### Recorded data
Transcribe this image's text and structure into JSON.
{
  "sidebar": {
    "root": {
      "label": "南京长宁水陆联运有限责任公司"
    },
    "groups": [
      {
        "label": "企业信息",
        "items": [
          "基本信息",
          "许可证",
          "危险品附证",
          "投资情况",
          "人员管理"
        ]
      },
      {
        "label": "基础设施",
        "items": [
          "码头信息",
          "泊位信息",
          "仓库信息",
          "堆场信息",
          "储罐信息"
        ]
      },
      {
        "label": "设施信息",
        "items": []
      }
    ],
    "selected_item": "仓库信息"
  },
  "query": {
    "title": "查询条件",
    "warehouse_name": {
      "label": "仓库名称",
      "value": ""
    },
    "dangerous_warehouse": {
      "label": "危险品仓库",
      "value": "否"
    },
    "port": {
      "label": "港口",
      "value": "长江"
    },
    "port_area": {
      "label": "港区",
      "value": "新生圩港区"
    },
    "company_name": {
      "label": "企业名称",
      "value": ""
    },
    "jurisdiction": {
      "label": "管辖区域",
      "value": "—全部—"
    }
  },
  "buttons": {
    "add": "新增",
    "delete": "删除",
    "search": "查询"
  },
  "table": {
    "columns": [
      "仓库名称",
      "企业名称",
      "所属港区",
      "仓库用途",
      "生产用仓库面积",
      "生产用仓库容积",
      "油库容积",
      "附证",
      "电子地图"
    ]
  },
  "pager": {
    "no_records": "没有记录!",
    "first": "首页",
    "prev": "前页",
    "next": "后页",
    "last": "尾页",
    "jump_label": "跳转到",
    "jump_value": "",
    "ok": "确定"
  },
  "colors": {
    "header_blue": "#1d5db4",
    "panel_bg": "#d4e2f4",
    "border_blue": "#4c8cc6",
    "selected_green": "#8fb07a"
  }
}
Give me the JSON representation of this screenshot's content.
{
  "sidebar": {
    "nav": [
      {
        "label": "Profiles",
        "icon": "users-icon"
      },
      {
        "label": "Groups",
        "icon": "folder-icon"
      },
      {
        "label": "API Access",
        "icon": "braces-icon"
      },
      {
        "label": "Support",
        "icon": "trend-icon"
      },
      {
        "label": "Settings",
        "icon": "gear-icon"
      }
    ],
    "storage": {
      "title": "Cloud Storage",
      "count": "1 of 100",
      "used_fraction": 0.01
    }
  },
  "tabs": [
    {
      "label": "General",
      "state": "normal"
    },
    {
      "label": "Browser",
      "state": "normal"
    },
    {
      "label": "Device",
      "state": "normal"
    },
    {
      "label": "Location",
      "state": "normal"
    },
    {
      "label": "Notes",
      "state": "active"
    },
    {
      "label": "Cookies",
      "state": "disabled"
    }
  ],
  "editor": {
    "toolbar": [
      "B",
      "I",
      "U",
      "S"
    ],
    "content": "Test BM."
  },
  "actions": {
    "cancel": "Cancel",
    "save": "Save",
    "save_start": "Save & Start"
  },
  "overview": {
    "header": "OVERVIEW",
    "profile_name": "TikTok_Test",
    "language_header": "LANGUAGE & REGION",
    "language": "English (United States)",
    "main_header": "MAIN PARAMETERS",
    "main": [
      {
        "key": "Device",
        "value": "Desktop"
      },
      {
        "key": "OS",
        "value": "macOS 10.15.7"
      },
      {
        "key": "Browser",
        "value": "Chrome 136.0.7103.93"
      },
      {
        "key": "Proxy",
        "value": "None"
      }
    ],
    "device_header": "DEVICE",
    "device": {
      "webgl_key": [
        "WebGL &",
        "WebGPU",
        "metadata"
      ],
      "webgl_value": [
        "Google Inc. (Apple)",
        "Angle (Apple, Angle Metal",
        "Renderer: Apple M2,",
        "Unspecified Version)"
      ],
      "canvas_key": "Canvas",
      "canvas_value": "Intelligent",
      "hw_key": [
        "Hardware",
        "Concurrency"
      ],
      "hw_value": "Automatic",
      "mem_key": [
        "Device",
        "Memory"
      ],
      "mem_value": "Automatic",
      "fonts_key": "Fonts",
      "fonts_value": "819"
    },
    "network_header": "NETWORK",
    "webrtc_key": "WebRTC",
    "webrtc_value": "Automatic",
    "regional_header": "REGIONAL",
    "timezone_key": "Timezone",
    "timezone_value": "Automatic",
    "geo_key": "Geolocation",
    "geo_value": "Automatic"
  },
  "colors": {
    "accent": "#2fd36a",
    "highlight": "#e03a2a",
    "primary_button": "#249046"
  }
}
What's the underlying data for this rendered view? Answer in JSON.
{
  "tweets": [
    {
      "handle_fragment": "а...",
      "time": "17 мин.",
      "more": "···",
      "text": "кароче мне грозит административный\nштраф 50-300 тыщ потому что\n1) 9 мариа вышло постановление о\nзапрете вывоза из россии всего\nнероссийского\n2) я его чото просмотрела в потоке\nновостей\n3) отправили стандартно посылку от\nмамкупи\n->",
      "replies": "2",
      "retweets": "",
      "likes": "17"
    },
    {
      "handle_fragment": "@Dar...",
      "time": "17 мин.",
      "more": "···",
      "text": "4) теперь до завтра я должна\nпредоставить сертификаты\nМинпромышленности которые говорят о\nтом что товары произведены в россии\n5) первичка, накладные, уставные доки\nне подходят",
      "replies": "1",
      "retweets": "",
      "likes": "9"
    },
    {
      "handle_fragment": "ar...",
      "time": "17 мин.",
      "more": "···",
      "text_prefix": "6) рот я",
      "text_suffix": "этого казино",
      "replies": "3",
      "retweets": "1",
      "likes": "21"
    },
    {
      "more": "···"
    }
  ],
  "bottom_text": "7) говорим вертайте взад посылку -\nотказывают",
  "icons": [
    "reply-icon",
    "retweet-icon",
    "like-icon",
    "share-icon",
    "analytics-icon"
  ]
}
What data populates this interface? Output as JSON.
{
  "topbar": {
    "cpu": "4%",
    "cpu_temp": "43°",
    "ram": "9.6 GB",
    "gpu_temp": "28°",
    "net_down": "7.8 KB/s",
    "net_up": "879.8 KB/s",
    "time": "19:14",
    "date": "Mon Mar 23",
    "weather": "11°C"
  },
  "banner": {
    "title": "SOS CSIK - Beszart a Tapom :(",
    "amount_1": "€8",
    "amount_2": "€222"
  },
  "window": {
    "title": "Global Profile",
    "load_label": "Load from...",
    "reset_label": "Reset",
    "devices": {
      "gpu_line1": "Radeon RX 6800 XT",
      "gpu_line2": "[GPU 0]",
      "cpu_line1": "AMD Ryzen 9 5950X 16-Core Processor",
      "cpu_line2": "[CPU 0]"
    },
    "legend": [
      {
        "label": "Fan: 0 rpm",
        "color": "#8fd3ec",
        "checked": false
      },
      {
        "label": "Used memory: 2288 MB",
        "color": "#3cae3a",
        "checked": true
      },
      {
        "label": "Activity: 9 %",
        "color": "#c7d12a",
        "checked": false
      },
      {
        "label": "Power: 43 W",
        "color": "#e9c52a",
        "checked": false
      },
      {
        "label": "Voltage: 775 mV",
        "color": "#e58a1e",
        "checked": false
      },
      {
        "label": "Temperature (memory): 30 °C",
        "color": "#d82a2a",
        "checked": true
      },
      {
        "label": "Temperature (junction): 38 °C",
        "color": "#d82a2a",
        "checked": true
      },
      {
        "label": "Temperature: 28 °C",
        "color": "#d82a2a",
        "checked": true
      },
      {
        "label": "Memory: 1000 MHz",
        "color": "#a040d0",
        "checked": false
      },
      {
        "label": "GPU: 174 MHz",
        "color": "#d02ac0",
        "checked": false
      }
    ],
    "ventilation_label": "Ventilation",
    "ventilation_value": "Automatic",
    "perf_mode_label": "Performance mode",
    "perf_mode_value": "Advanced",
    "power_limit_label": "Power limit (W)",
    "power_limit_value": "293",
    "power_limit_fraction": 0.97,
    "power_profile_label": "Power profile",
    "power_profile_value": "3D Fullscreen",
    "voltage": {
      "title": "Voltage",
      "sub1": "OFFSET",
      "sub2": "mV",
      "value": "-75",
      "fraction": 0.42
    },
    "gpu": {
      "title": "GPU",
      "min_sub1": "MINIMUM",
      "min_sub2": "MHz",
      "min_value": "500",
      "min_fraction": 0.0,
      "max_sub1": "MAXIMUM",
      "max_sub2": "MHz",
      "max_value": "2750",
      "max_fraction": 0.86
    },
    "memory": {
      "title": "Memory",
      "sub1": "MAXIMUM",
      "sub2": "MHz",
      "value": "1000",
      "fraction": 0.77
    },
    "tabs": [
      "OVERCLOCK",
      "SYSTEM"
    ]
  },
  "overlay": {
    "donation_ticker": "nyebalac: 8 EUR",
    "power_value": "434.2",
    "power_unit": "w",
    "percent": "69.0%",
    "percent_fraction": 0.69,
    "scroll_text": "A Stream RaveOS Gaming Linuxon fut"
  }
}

### Description of the task
Select all lines with the word "россии" from the entries above.

### Problem solution
      "text": "кароче мне грозит административный\nштраф 50-300 тыщ потому что\n1) 9 мариа вышло постановление о\nзапрете вывоза из россии всего\nнероссийского\n2) я его чото просмотрела в потоке\nновостей\n3) отправили стандартно посылку от\nмамкупи\n->",
      "text": "4) теперь до завтра я должна\nпредоставить сертификаты\nМинпромышленности которые говорят о\nтом что товары произведены в россии\n5) первичка, накладные, уставные доки\nне подходят",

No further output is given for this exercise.